Set the data down again, exactly as it reads, but without the pictures.
-- Begin Supplied information --
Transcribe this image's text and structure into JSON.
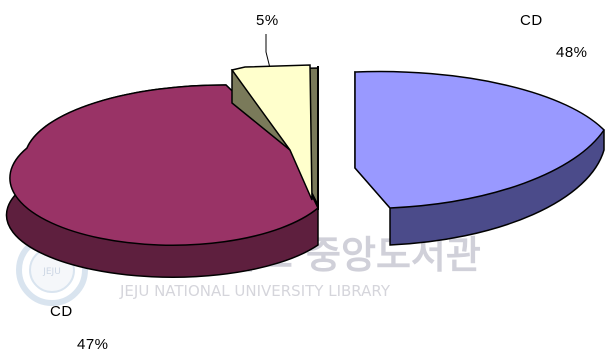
{
  "chart_data": {
    "type": "pie",
    "style": "3d-exploded",
    "slices": [
      {
        "label": "CD",
        "value": 48,
        "value_label": "48%",
        "color": "#9999ff",
        "side_color": "#4b4b8a"
      },
      {
        "label": "",
        "value": 5,
        "value_label": "5%",
        "color": "#ffffcc",
        "side_color": "#7a7a5a"
      },
      {
        "label": "CD",
        "value": 47,
        "value_label": "47%",
        "color": "#993366",
        "side_color": "#5e1f3e"
      }
    ]
  },
  "watermark": {
    "korean_name": "제주대학교 중앙도서관",
    "english_name": "JEJU NATIONAL UNIVERSITY LIBRARY",
    "seal_text": "JEJU"
  }
}
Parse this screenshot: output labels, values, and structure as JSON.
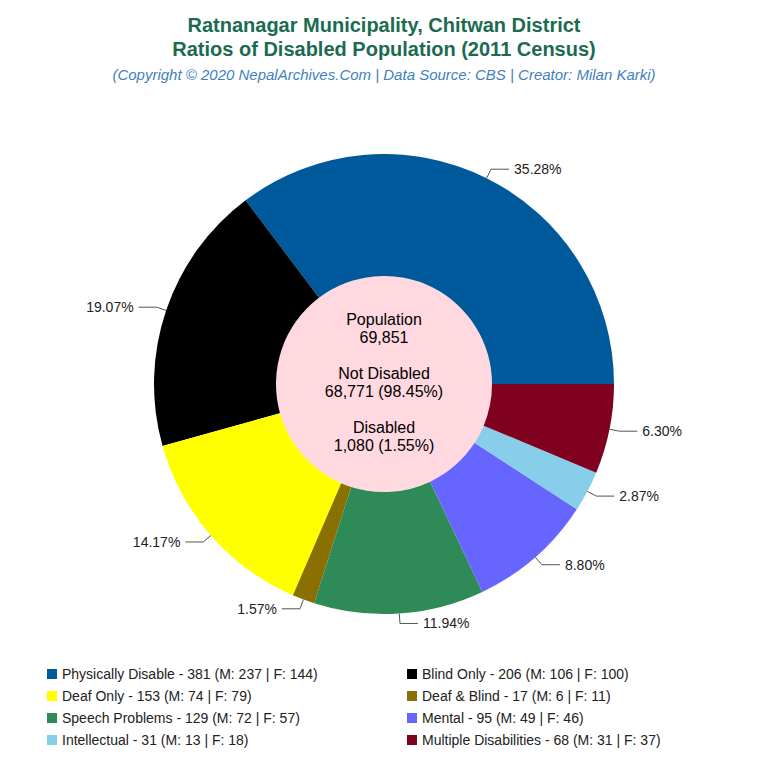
{
  "chart_data": {
    "type": "pie",
    "title": [
      "Ratnanagar Municipality, Chitwan District",
      "Ratios of Disabled Population (2011 Census)"
    ],
    "subtitle": "(Copyright © 2020 NepalArchives.Com | Data Source: CBS | Creator: Milan Karki)",
    "center_text": [
      "Population",
      "69,851",
      "Not Disabled",
      "68,771 (98.45%)",
      "Disabled",
      "1,080 (1.55%)"
    ],
    "categories": [
      "Physically Disable - 381 (M: 237 | F: 144)",
      "Blind Only - 206 (M: 106 | F: 100)",
      "Deaf Only - 153 (M: 74 | F: 79)",
      "Deaf & Blind - 17 (M: 6 | F: 11)",
      "Speech Problems - 129 (M: 72 | F: 57)",
      "Mental - 95 (M: 49 | F: 46)",
      "Intellectual - 31 (M: 13 | F: 18)",
      "Multiple Disabilities - 68 (M: 31 | F: 37)"
    ],
    "values": [
      35.28,
      19.07,
      14.17,
      1.57,
      11.94,
      8.8,
      2.87,
      6.3
    ],
    "value_labels": [
      "35.28%",
      "19.07%",
      "14.17%",
      "1.57%",
      "11.94%",
      "8.80%",
      "2.87%",
      "6.30%"
    ],
    "colors": [
      "#00599b",
      "#000000",
      "#ffff00",
      "#8a7000",
      "#2e8b57",
      "#6666ff",
      "#87ceeb",
      "#800020"
    ],
    "data_labels": true,
    "legend": "bottom"
  }
}
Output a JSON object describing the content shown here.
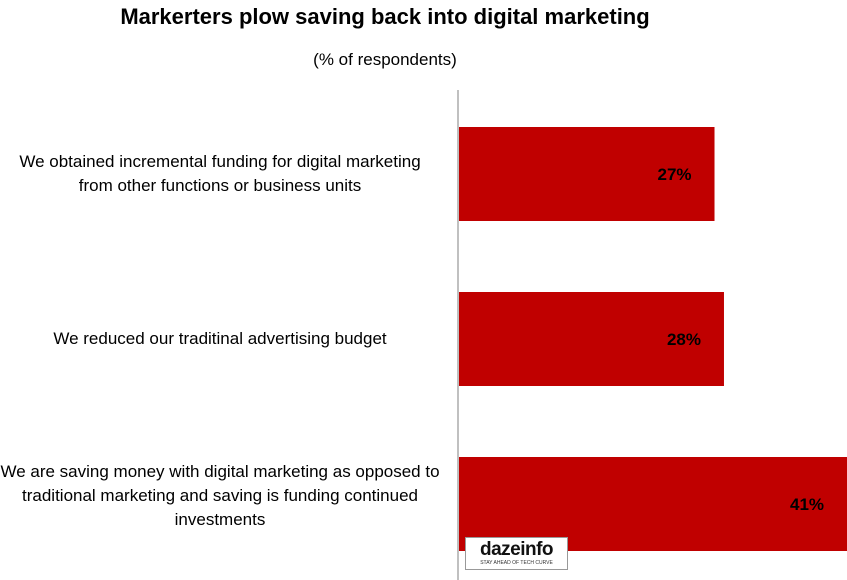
{
  "chart_data": {
    "type": "bar",
    "orientation": "horizontal",
    "title": "Markerters plow saving back into digital marketing",
    "subtitle": "(% of respondents)",
    "categories": [
      "We obtained incremental funding for digital marketing from other functions or business units",
      "We reduced our traditinal advertising budget",
      "We are saving money with digital marketing as opposed to traditional marketing and saving is funding continued investments"
    ],
    "values": [
      27,
      28,
      41
    ],
    "data_labels": [
      "27%",
      "28%",
      "41%"
    ],
    "xlim": [
      0,
      41
    ],
    "grid": false,
    "legend": "none",
    "bar_color": "#c00000"
  },
  "watermark": {
    "text": "dazeinfo",
    "tagline": "STAY AHEAD OF TECH CURVE"
  }
}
-- End Supplied information --
Response to this task >>
Transcribe this image's text and structure into JSON.
{
  "chart_data": {
    "type": "pie",
    "style": "3d-exploded",
    "slices": [
      {
        "label": "CD",
        "value": 48,
        "value_label": "48%",
        "color": "#9999ff",
        "side_color": "#4b4b8a"
      },
      {
        "label": "",
        "value": 5,
        "value_label": "5%",
        "color": "#ffffcc",
        "side_color": "#7a7a5a"
      },
      {
        "label": "CD",
        "value": 47,
        "value_label": "47%",
        "color": "#993366",
        "side_color": "#5e1f3e"
      }
    ]
  },
  "watermark": {
    "korean_name": "제주대학교 중앙도서관",
    "english_name": "JEJU NATIONAL UNIVERSITY LIBRARY",
    "seal_text": "JEJU"
  }
}
Parse this screenshot: output labels, values, and structure as JSON.
{
  "chart_data": {
    "type": "pie",
    "title": [
      "Ratnanagar Municipality, Chitwan District",
      "Ratios of Disabled Population (2011 Census)"
    ],
    "subtitle": "(Copyright © 2020 NepalArchives.Com | Data Source: CBS | Creator: Milan Karki)",
    "center_text": [
      "Population",
      "69,851",
      "Not Disabled",
      "68,771 (98.45%)",
      "Disabled",
      "1,080 (1.55%)"
    ],
    "categories": [
      "Physically Disable - 381 (M: 237 | F: 144)",
      "Blind Only - 206 (M: 106 | F: 100)",
      "Deaf Only - 153 (M: 74 | F: 79)",
      "Deaf & Blind - 17 (M: 6 | F: 11)",
      "Speech Problems - 129 (M: 72 | F: 57)",
      "Mental - 95 (M: 49 | F: 46)",
      "Intellectual - 31 (M: 13 | F: 18)",
      "Multiple Disabilities - 68 (M: 31 | F: 37)"
    ],
    "values": [
      35.28,
      19.07,
      14.17,
      1.57,
      11.94,
      8.8,
      2.87,
      6.3
    ],
    "value_labels": [
      "35.28%",
      "19.07%",
      "14.17%",
      "1.57%",
      "11.94%",
      "8.80%",
      "2.87%",
      "6.30%"
    ],
    "colors": [
      "#00599b",
      "#000000",
      "#ffff00",
      "#8a7000",
      "#2e8b57",
      "#6666ff",
      "#87ceeb",
      "#800020"
    ],
    "data_labels": true,
    "legend": "bottom"
  }
}
Output a JSON object describing the content shown here.
{
  "chart_data": {
    "type": "bar",
    "orientation": "horizontal",
    "title": "Markerters plow saving back into digital marketing",
    "subtitle": "(% of respondents)",
    "categories": [
      "We obtained incremental funding for digital marketing from other functions or business units",
      "We reduced our traditinal advertising budget",
      "We are saving money with digital marketing as opposed to traditional marketing and saving is funding continued investments"
    ],
    "values": [
      27,
      28,
      41
    ],
    "data_labels": [
      "27%",
      "28%",
      "41%"
    ],
    "xlim": [
      0,
      41
    ],
    "grid": false,
    "legend": "none",
    "bar_color": "#c00000"
  },
  "watermark": {
    "text": "dazeinfo",
    "tagline": "STAY AHEAD OF TECH CURVE"
  }
}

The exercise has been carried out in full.